* Task statement
Determine the number of lines holding the word "content"; answer with that number only.
━━━ Input for this task ━━━
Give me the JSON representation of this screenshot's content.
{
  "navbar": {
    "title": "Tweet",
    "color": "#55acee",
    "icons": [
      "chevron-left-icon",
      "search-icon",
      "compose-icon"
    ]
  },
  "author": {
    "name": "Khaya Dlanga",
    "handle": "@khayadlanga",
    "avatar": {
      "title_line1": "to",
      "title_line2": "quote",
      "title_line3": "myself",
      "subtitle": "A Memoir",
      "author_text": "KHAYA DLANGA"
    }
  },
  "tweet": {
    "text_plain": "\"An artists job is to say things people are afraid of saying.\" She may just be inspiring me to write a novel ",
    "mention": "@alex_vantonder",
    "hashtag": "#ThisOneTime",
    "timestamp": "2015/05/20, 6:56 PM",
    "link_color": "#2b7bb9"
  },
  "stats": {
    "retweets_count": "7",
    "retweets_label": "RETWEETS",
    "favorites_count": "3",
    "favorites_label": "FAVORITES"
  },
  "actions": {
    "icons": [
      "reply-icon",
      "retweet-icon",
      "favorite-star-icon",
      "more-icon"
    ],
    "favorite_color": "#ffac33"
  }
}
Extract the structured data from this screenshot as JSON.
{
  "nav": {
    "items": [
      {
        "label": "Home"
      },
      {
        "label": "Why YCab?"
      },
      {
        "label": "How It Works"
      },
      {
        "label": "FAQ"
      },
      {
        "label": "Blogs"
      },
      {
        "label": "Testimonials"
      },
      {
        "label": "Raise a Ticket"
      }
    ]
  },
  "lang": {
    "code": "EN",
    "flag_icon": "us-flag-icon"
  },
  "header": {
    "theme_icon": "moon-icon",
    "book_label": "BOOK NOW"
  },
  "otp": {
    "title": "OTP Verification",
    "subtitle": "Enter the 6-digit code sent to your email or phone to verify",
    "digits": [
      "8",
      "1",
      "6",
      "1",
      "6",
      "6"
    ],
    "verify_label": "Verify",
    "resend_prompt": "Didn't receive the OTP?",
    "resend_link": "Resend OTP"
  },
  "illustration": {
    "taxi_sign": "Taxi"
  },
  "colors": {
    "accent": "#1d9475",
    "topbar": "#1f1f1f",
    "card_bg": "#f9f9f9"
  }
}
━━━
━━━ Input for this task ━━━
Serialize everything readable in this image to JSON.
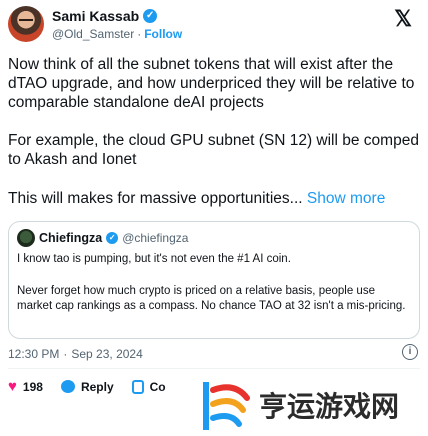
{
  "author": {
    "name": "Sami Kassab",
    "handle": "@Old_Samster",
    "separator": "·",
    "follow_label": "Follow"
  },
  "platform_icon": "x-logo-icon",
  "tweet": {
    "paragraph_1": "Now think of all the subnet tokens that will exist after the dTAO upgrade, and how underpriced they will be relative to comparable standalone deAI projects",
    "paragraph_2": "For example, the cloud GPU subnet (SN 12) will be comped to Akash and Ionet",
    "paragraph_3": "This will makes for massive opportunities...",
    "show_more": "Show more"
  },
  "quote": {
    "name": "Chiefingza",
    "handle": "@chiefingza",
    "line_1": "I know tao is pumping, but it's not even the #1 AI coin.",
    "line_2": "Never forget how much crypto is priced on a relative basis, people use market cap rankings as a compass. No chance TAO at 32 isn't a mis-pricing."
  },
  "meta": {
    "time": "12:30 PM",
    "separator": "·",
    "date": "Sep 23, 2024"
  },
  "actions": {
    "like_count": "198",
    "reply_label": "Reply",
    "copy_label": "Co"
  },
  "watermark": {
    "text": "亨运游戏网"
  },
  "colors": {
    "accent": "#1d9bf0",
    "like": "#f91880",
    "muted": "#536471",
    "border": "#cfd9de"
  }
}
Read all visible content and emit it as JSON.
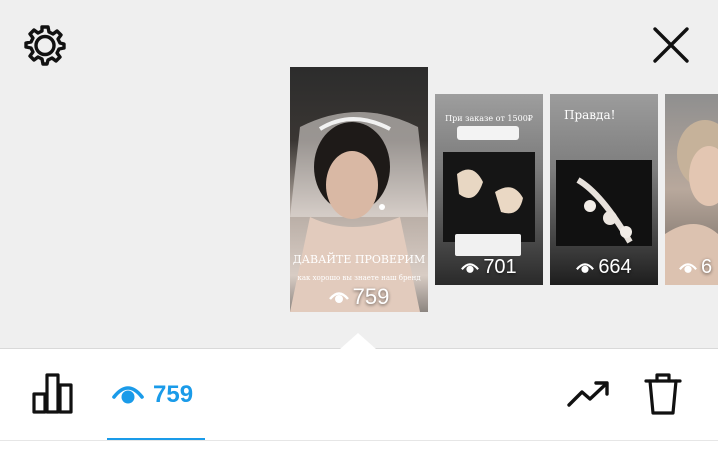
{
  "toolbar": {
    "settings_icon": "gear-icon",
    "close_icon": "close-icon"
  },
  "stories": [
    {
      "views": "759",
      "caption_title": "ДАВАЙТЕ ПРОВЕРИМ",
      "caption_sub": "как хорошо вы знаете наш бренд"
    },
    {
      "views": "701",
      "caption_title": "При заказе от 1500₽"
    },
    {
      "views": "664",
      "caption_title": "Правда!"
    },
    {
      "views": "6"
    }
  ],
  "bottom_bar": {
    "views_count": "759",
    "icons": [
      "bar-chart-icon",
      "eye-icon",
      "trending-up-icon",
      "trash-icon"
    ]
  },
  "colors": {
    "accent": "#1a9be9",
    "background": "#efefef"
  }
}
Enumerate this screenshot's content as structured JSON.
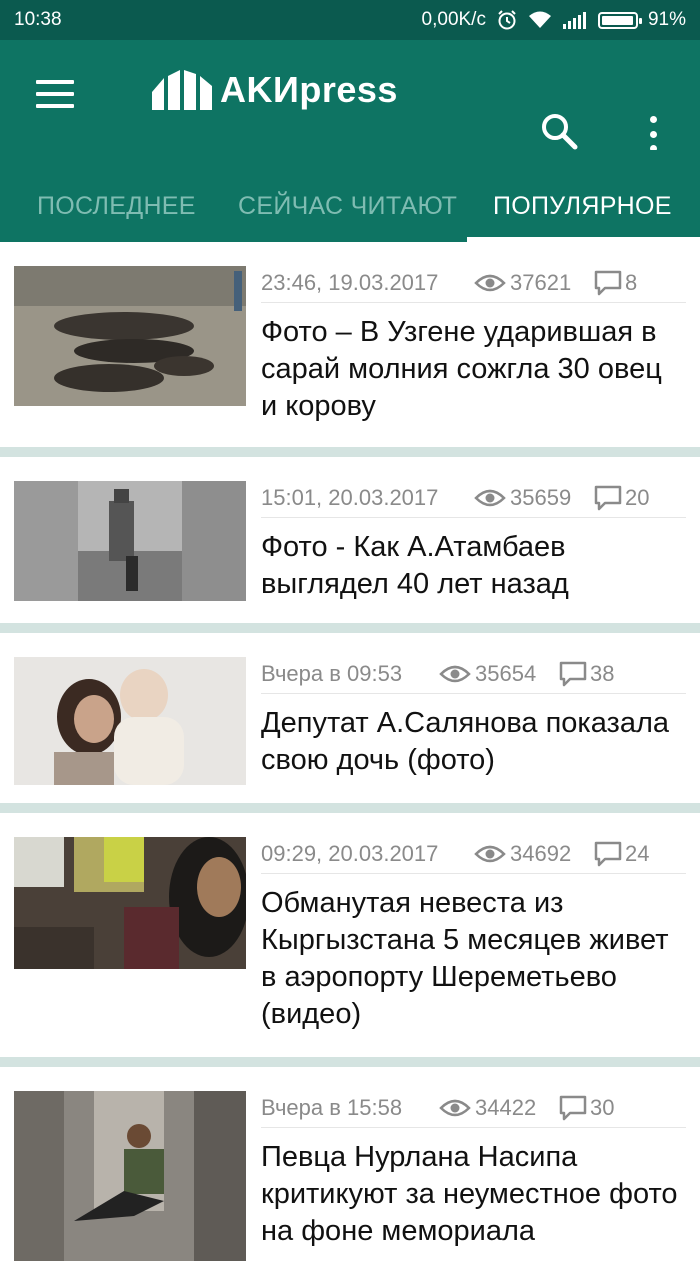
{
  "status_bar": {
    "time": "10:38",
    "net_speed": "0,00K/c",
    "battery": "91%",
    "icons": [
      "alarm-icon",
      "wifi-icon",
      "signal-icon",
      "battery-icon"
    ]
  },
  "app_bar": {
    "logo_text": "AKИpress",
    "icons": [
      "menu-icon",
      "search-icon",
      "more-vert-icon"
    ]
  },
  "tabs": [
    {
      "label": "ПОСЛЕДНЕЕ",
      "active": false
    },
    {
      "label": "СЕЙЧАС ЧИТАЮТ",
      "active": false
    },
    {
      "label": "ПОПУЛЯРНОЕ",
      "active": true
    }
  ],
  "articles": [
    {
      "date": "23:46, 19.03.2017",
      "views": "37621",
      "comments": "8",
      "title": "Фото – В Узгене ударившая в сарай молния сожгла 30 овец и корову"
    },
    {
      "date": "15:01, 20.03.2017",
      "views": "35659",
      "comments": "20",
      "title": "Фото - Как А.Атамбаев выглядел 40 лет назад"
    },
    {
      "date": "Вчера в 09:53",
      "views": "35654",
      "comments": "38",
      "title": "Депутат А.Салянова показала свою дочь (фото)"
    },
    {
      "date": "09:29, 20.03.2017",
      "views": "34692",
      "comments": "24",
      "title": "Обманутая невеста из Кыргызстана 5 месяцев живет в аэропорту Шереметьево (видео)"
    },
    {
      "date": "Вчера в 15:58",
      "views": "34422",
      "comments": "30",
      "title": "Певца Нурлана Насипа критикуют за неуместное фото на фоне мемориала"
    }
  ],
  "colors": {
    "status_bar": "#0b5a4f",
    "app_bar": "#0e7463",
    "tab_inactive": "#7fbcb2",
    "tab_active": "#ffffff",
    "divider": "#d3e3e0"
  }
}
━━━
* Problem solution
3